### What the exercise asks:
For each line below that contains the string "text", copy that line.

▼

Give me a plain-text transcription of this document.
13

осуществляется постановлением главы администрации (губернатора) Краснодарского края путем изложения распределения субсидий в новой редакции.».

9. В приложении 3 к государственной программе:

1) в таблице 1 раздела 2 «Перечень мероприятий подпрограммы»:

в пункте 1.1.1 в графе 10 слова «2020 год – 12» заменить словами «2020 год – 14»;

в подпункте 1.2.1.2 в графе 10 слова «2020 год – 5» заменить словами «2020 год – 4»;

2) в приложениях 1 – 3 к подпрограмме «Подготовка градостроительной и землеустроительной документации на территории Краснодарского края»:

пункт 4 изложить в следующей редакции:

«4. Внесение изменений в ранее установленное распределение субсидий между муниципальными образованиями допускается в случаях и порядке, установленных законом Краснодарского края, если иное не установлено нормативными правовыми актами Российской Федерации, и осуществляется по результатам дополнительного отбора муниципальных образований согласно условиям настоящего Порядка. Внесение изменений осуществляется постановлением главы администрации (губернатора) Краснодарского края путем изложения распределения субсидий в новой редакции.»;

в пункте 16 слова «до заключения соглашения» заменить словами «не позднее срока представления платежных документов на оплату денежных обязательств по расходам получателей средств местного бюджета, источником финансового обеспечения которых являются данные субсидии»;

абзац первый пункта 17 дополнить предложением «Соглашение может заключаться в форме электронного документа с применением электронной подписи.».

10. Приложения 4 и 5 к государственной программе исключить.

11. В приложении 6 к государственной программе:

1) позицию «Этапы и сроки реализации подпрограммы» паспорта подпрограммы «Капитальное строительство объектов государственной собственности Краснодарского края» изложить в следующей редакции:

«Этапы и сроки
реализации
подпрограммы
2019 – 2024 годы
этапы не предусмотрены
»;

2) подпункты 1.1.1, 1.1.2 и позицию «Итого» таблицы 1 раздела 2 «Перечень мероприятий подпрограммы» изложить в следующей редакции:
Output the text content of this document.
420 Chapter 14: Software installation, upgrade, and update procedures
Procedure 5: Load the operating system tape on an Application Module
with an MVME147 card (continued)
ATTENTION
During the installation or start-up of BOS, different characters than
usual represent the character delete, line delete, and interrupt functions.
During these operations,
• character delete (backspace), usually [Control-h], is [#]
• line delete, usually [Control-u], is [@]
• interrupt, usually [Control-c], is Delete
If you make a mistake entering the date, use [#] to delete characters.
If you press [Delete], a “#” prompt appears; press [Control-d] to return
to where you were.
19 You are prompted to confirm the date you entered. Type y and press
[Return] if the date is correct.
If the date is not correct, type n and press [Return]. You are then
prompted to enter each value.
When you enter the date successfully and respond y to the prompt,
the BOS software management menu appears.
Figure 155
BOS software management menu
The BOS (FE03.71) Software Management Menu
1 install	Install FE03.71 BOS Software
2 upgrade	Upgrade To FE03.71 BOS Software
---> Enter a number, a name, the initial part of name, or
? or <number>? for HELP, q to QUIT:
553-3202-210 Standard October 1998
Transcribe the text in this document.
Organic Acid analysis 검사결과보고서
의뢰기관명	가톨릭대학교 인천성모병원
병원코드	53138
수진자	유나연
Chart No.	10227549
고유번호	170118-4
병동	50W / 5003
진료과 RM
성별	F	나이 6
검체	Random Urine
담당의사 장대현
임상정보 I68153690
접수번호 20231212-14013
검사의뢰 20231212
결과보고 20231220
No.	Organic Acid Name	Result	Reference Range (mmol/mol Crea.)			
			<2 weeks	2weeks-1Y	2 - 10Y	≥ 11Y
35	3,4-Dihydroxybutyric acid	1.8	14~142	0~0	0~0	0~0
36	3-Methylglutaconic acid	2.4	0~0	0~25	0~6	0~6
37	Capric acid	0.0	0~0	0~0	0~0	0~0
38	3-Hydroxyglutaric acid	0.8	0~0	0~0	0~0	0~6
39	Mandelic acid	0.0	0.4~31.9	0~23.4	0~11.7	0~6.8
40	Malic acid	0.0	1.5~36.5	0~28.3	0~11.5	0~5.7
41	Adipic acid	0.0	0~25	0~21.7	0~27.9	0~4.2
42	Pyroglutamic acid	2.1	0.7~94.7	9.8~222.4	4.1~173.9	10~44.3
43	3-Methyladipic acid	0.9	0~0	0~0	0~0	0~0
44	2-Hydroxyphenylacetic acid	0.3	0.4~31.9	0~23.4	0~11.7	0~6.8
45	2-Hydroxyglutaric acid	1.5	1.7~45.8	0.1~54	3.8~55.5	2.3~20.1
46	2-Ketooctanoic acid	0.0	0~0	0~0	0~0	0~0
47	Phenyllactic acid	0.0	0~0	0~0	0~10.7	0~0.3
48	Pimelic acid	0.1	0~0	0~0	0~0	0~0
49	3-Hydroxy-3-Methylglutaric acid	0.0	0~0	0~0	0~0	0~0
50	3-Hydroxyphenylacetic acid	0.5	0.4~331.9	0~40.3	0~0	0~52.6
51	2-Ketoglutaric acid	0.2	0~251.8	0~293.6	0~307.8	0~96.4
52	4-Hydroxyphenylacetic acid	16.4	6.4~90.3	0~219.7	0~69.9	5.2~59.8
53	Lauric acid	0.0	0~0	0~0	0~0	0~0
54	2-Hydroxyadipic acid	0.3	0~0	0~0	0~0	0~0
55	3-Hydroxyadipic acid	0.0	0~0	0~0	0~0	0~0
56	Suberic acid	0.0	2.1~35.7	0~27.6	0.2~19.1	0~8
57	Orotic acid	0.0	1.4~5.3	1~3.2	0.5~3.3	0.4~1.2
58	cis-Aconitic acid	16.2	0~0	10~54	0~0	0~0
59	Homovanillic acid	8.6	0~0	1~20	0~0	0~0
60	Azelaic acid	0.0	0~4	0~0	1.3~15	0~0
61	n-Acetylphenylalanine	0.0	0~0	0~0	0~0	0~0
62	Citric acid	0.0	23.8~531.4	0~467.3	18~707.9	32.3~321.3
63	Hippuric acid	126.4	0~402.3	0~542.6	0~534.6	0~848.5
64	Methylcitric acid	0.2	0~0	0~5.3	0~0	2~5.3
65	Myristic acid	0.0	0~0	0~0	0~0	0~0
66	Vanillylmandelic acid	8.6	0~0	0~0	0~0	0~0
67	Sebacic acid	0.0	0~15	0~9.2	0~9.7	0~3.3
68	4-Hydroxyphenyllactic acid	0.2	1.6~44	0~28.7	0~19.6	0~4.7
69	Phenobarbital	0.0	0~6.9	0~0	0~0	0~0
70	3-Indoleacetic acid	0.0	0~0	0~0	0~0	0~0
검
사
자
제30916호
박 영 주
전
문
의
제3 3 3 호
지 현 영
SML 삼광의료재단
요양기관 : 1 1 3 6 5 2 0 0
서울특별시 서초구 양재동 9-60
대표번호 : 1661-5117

▲

### Result of the task:
Give me a plain-text transcription of this document.
Output the text content of this document.
Transcribe the text in this document.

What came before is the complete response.